=== Stated task ===
Of the lines in the listing, how many include the string "text"? Write the number and nothing else.

==== Recorded information ====

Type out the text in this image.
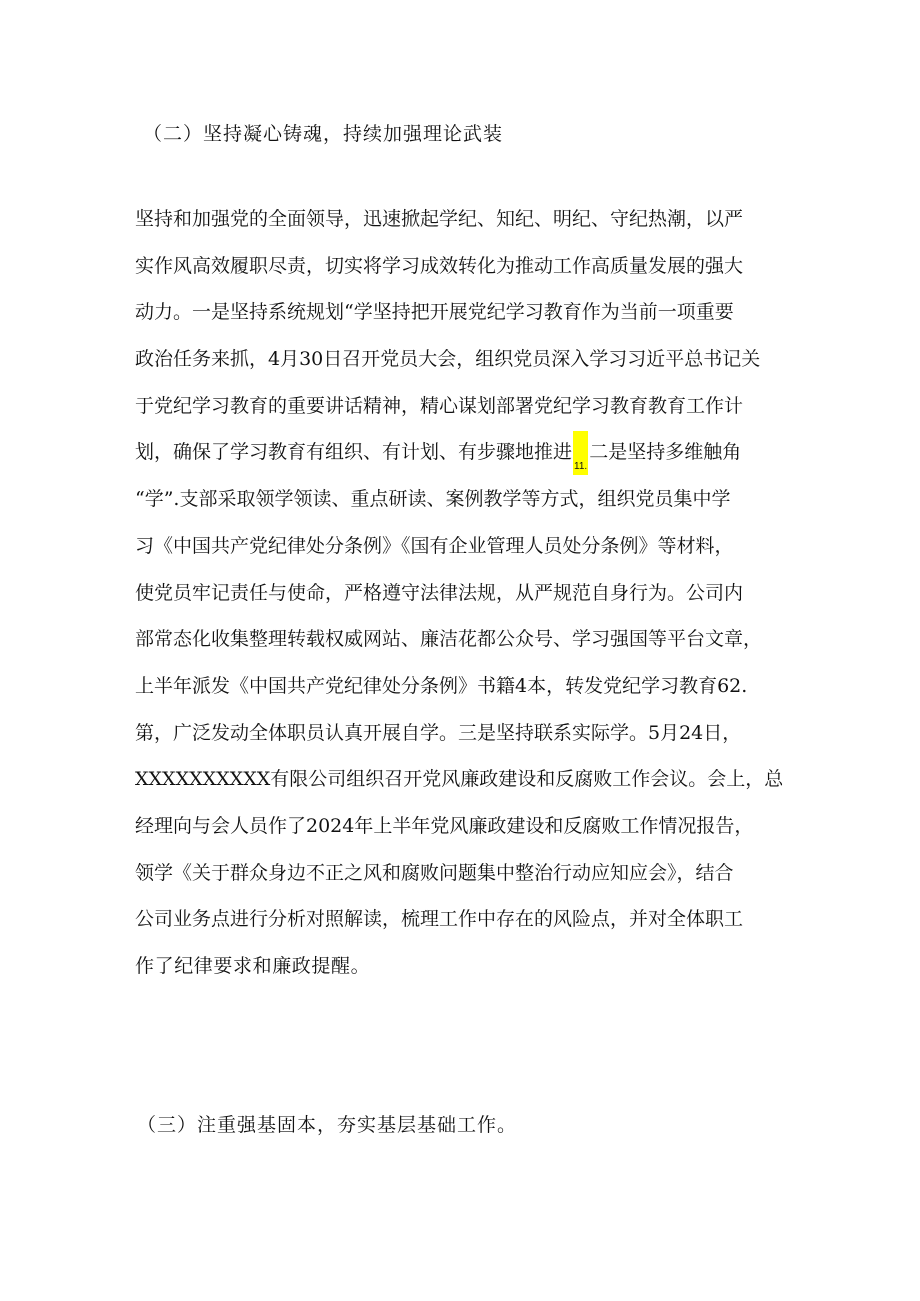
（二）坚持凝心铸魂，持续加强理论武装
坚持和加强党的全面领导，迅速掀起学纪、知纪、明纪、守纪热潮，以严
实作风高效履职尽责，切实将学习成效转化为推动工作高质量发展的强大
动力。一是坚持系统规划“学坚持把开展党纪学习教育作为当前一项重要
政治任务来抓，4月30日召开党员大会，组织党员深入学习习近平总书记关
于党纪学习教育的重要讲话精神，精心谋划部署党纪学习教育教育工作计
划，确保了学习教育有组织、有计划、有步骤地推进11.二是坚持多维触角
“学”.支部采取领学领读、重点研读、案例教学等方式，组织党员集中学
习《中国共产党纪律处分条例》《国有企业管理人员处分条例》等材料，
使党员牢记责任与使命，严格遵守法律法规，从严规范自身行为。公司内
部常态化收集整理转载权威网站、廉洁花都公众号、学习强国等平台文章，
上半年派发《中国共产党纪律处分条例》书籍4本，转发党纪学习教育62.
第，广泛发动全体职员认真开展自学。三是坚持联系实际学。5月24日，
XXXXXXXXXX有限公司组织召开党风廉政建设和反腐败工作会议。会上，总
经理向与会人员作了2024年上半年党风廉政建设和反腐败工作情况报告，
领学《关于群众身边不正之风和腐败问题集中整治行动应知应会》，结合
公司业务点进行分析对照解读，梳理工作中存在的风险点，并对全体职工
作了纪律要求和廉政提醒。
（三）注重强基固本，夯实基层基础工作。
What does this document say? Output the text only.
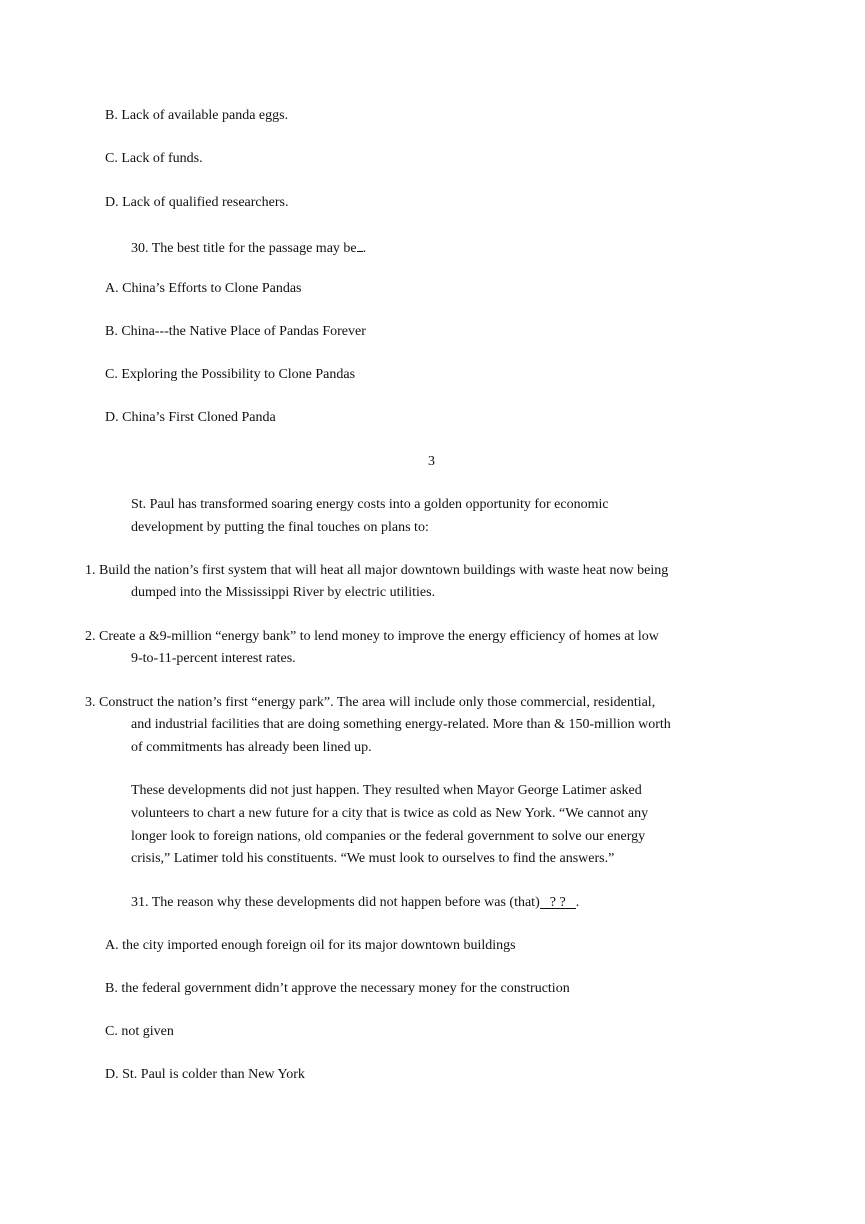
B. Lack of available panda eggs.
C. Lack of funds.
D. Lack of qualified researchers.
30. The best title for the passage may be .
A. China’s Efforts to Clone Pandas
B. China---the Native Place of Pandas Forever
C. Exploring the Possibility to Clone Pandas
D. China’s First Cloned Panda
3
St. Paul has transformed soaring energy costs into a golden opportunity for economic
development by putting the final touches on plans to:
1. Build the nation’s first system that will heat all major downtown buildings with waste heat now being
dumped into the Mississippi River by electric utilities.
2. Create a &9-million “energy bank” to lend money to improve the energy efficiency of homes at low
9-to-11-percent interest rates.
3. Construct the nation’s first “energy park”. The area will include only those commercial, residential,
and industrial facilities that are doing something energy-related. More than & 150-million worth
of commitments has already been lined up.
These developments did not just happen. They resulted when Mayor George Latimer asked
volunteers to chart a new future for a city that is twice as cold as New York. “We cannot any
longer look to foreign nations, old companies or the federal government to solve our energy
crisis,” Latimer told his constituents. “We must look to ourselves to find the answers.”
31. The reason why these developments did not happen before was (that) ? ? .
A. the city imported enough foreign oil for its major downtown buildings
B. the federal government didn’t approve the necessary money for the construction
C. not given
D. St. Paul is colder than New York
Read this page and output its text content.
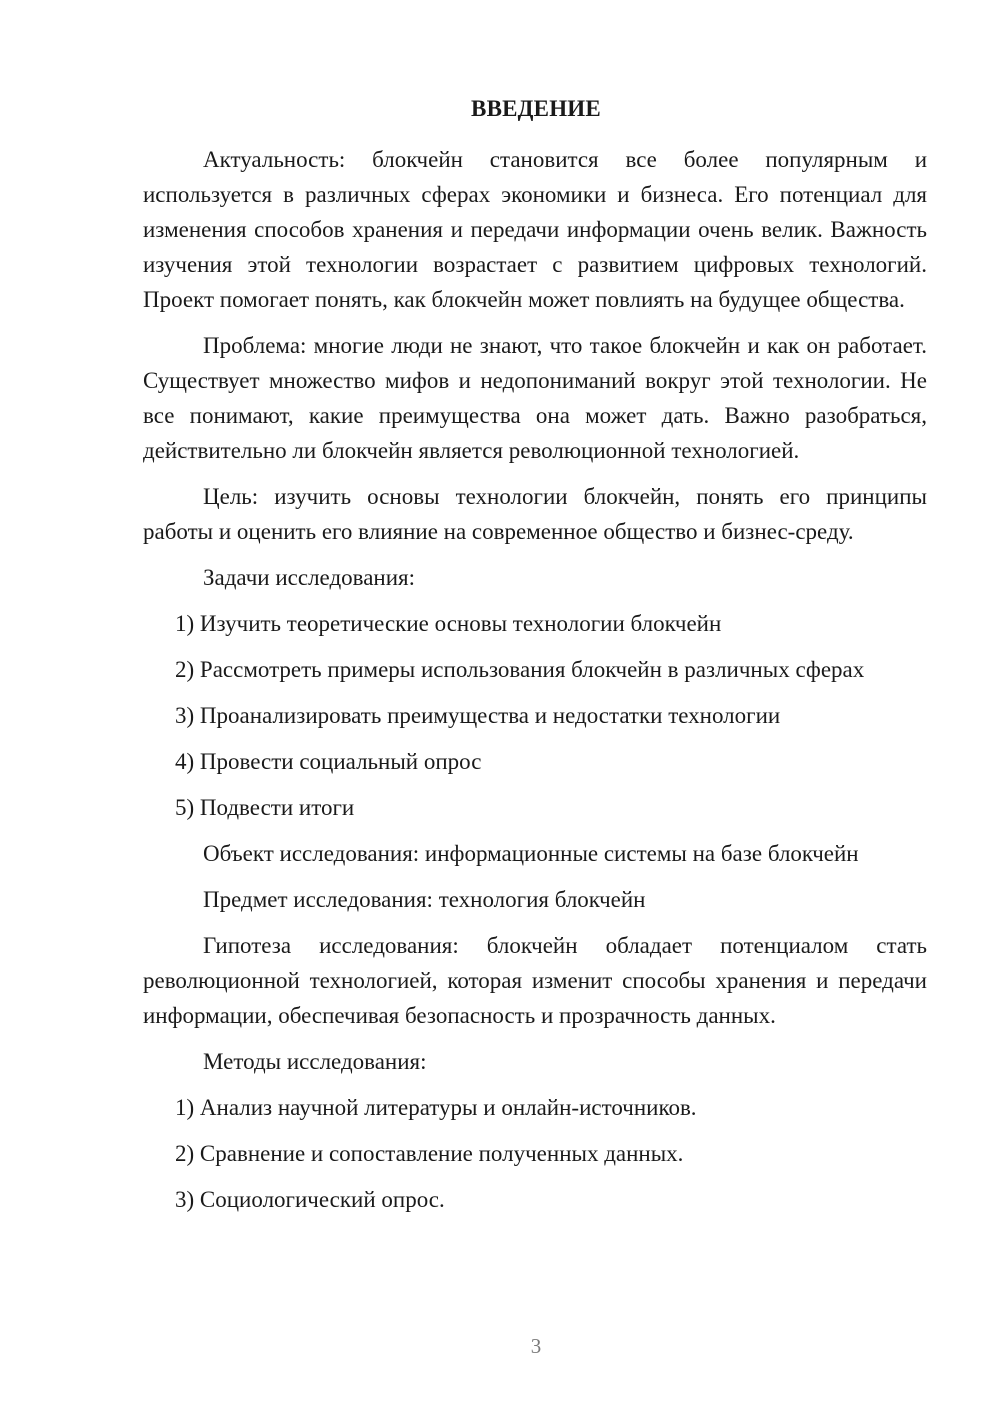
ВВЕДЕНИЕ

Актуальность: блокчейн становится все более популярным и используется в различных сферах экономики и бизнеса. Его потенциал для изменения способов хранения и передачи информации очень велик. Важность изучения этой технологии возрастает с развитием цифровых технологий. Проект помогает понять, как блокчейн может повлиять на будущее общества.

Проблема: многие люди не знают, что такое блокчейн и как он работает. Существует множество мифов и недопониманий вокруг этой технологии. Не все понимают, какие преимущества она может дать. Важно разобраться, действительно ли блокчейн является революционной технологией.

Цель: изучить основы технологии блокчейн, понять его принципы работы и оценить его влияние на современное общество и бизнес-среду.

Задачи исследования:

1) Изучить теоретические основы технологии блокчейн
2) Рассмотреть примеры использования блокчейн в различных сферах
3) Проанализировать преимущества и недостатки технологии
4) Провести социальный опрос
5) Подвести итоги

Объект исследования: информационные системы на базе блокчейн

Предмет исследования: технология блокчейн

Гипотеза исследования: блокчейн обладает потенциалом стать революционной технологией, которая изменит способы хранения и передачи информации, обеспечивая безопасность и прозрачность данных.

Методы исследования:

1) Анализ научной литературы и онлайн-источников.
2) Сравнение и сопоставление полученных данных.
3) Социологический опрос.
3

====

=== Complete answer ===
3